## [What is asked]
A. Repeat word for word the part of the forum thread about attraction to a boss that begins with the words containing "In my case (I" and ends with "find a new job.".
B. In the forum thread about attraction to a boss, list every personal characteristic that the quoted post by Luna88 attributes to the boss.

## [Excerpt]
——
In my case (I believe same as yours) there was no power or authority pattern, it was "her", the persona, never in the past felt attracted to any boss. _But then years later it happened again_.



Marvin the Dendroid said:


> Keep your feelings to yourself. If you can't, find a new job.


Sadly, yes I think it can be the best approach.

I was saying "_it happened again years later_" because it happened. I had this job interview, advertising agency and quite a lot of beautiful women coming and going, then I'm asked to get into X office and there she is, it was an instant mutual click, I hated it!!! I really liked her and all my life have been very clear on work stuff, but as the interview advanced it was evident she was attracted too, we talked for 2 hours and a half, we were already messing things up if you really want to call things by their name. To make matter worse she wasn't just the interviewer, she was going to be my direct boss. I didn't need more, I refused the job even that I really needed it. When I left, the goodbye was uncomfortable, I wanted so much to... and then wanted so much to turn around as a left... well I did and there she was, still, looking at me, it was... well you know. Fuck it, there were two things I wanted there: the job and her, I didn't get any of those. Shit happens.


----------



## Amyra (Sep 20, 2018)

Luna88 said:


> I feel attracted to my boss and I don't want to. Simply because I have no desire or interest to develop my attraction into something more and I want to keep our relationship only on a professional level (I don't even know if he is married, in relationship etc.).
> 
> I feel very uncomfortable about my attraction to him and I'm afraid that some of my colleague will realize it.
> The boss is very intelligent and optimistic person and he also makes witty jokes. He is very open, friendly and trustworthy with people. These personal characteristic make me feel very good and in ease around him, so I'm also more open when I talk to him, I make jokes etc. - and this not typical for me, because I'm quite introverted person, so not many people know my warm, open, friendly side. And I honestly don't feel in ease with most of the people.
> ...
——
(Layout element annotations)
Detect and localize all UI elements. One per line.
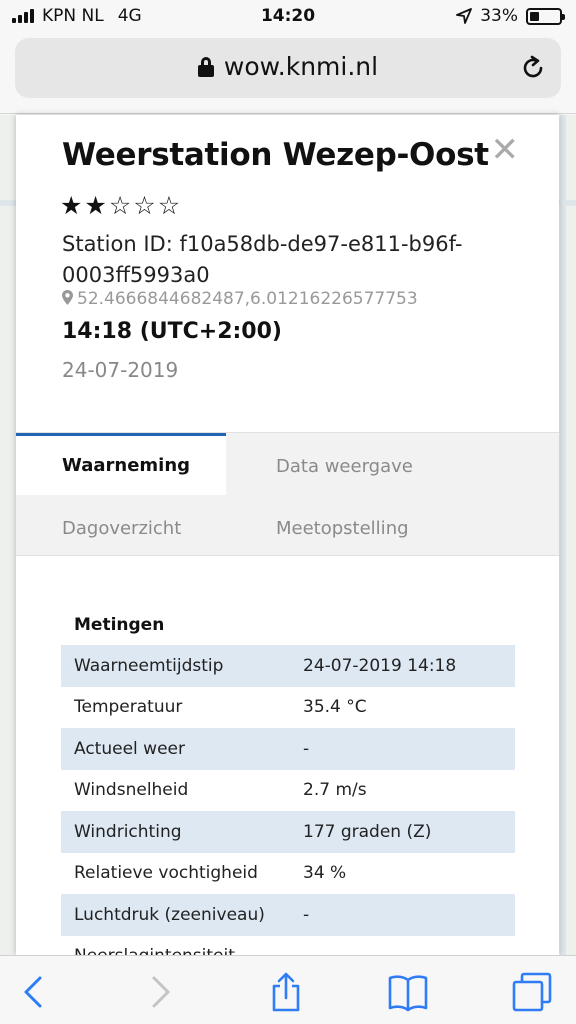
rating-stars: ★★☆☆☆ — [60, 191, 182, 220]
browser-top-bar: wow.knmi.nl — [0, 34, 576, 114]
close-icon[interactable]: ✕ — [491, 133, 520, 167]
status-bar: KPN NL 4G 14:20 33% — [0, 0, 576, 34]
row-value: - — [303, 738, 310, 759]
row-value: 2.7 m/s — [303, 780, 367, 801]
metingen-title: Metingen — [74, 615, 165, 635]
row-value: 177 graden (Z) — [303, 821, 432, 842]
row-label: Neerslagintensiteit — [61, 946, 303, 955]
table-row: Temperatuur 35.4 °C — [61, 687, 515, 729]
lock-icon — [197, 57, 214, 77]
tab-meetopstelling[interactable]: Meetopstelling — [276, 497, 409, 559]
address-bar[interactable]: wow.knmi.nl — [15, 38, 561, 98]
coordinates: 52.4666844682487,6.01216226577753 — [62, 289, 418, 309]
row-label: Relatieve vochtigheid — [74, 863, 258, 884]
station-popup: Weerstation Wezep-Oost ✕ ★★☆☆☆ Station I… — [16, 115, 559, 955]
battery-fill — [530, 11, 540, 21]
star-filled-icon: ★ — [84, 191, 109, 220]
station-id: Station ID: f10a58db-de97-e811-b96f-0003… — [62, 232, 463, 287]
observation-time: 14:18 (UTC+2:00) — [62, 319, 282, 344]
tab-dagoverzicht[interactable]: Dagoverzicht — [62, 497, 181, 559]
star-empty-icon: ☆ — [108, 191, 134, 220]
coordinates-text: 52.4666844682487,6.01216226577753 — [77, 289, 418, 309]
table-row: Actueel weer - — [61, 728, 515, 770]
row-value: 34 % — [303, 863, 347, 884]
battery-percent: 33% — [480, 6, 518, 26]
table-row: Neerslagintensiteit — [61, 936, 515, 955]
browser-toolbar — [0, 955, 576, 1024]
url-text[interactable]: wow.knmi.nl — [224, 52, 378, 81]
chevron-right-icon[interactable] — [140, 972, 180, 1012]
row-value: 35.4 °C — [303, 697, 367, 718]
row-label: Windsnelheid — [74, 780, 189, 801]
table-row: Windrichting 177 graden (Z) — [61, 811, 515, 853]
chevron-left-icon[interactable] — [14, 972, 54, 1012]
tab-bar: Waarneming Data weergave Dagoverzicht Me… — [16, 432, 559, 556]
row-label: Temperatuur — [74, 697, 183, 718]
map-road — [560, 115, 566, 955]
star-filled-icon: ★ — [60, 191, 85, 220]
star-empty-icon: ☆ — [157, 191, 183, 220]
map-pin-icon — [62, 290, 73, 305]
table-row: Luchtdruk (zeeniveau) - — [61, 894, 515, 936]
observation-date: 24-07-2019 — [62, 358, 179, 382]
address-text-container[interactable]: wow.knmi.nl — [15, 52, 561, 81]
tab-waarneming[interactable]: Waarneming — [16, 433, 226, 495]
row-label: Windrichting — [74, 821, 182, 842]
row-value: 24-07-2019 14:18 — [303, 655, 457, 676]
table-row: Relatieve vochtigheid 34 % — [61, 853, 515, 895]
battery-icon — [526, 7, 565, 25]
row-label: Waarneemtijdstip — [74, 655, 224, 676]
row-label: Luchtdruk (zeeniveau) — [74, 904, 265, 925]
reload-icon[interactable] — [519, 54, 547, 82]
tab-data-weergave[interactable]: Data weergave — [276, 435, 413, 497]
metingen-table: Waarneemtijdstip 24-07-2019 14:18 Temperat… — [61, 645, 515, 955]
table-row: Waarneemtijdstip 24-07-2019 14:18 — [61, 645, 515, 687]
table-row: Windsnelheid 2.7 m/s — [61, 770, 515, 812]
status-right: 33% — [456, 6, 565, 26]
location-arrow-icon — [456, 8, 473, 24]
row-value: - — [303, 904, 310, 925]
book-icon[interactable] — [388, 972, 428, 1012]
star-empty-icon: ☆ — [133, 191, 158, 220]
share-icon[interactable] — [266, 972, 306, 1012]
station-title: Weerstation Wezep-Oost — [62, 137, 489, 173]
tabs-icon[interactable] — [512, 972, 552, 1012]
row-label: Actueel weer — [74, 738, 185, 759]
——
## [Expected answers]
A.
In my case (I believe same as yours) there was no power or authority pattern, it was "her", the persona, never in the past felt attracted to any boss. _But then years later it happened again_.



Marvin the Dendroid said:


> Keep your feelings to yourself. If you can't, find a new job.

B.
- intelligent
- optimistic
- makes witty jokes
- open
- friendly
- trustworthy with people